*** Article

Skip to main content

GOV.UK GA4 (BigQuery) backfill processes

Each morning we receive yesterday’s GOV.UK GA4 data in BigQuery.

The sending of this raw data is administered by Google, and on occasion the data can arrive relatively late in the day. When this happens, several processes we use to transform the data fail, and the transformed data needs to be backfilled when it does arrive.

This page aims to summarise the backfilling processes undertaken by the GOV.UK Insights and Analytics team when GOV.UK GA4 data arrives late.

Partitioned tables

The two partitioned tables built from GOV.UK GA4 data have been set up to automatically backfill, even if the raw data arrives late.

If previously processed data is incorrect and needs to be reprocessed, all that is required is for the partitions (days) including data requiring re-processing to be deleted. The backfill will then run automatically to reprocess the missing dates. If a large number of days need to be reprocessed, the cron schedule of the workflow in Dataform can be adjusted to that it runs more frequently and so that more days are processed in a set time.

More information on how these tables are generated can be read on the GOV.UK GA4 BigQuery data processing page, and the queries used can be viewed in Github.

Pogo-sticking dashboard

The data for the pogo-sticking dashboard relies on the flattened GOV.UK GA4 data arriving on time. If this is late, then it will need to be backfilled. Only steps 8, 9 and 10 need to be backfilled for the dashboard to function.

******
*** Material

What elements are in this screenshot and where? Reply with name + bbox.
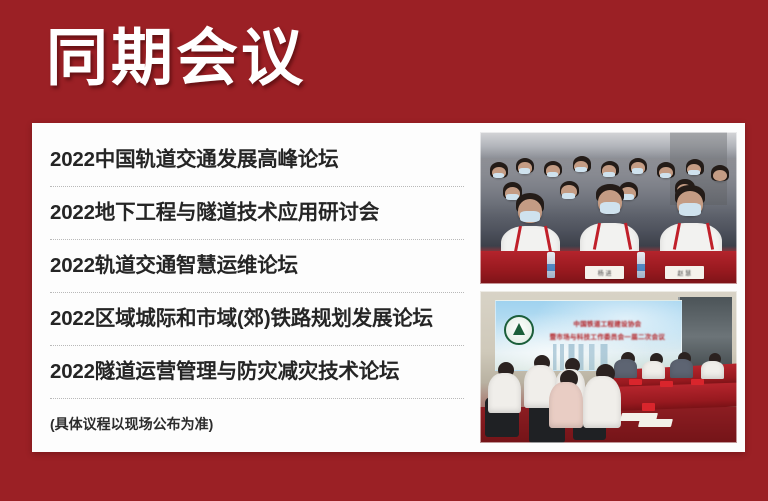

******

Required work –
A. Based on the GA4 backfill page, do these statements agree with it? Give yes or no for each, with the deciding words quoted exactly. (i) The two partitioned tables backfill automatically even when the raw data is late. (ii) To reprocess incorrect data, the entire table must be deleted. (iii) Every step must be backfilled for the pogo-sticking dashboard to work.
B. According to the GA4 backfill page, why does the transformed data sometimes need to be backfilled? Answer in one to three sentences.

Responses by task –
A.
(i) Yes: "have been set up to automatically backfill, even if the raw data arrives late"
(ii) No: "all that is required is for the partitions (days) including data requiring re-processing to be deleted"
(iii) No: "Only steps 8, 9 and 10 need to be backfilled for the dashboard to function."

B. Google administers the sending of the raw GA4 data, and it can sometimes arrive relatively late in the day. When that happens, several processes used to transform the data fail. The transformed data must then be backfilled once the raw data arrives.